- Exercise directions
Records follow. Select each line holding "пунктом".

- Extracted records
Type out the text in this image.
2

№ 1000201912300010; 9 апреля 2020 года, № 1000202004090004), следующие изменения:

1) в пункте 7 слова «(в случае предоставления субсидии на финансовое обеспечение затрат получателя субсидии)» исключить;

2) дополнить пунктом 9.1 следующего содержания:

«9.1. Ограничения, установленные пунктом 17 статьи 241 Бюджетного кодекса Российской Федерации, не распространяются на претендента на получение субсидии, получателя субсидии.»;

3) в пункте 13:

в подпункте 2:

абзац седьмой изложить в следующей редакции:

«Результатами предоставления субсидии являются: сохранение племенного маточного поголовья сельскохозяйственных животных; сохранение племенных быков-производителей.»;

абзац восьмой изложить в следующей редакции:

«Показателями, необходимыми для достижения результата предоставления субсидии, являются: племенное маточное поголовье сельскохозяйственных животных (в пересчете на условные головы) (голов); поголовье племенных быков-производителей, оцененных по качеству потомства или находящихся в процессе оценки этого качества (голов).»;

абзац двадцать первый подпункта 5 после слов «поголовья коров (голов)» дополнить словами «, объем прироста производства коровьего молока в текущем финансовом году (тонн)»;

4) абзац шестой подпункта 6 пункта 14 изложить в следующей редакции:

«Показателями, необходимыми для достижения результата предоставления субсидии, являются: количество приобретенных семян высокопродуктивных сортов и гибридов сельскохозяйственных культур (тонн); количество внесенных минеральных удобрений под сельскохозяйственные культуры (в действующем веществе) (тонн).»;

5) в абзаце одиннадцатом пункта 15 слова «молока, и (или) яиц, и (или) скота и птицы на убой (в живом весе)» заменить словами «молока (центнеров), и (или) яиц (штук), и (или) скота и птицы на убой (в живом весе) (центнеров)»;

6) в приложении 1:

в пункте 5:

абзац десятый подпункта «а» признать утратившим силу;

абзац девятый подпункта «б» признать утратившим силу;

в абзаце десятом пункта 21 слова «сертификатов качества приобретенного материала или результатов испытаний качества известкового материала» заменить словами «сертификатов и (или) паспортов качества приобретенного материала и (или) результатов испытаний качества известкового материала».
---
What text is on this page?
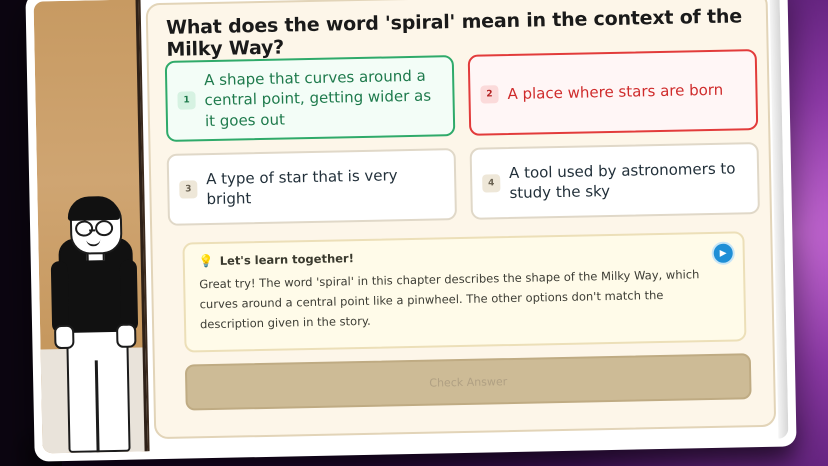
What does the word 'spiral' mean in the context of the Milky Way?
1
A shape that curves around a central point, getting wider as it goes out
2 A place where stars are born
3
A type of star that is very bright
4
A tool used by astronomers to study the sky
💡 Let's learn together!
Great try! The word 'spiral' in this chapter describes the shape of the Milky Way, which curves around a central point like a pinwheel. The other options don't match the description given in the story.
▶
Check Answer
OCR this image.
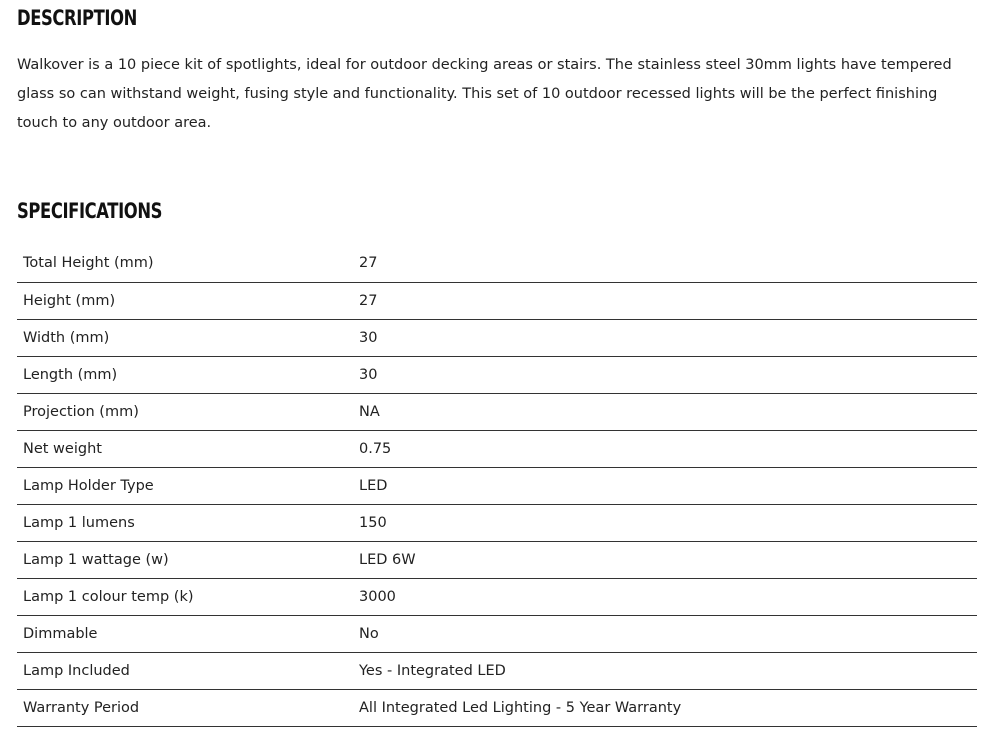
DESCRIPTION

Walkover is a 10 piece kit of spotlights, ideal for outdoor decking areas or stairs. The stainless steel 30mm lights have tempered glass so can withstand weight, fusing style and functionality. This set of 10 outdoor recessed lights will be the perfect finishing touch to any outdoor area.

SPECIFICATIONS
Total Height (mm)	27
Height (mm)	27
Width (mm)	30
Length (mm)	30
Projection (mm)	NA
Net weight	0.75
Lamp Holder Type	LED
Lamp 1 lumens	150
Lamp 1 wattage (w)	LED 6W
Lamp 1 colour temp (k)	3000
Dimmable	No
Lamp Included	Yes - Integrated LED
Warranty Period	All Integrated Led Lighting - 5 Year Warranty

- Correct output
2) дополнить пунктом 9.1 следующего содержания:
«9.1. Ограничения, установленные пунктом 17 статьи 241 Бюджетного кодекса Российской Федерации, не распространяются на претендента на получение субсидии, получателя субсидии.»;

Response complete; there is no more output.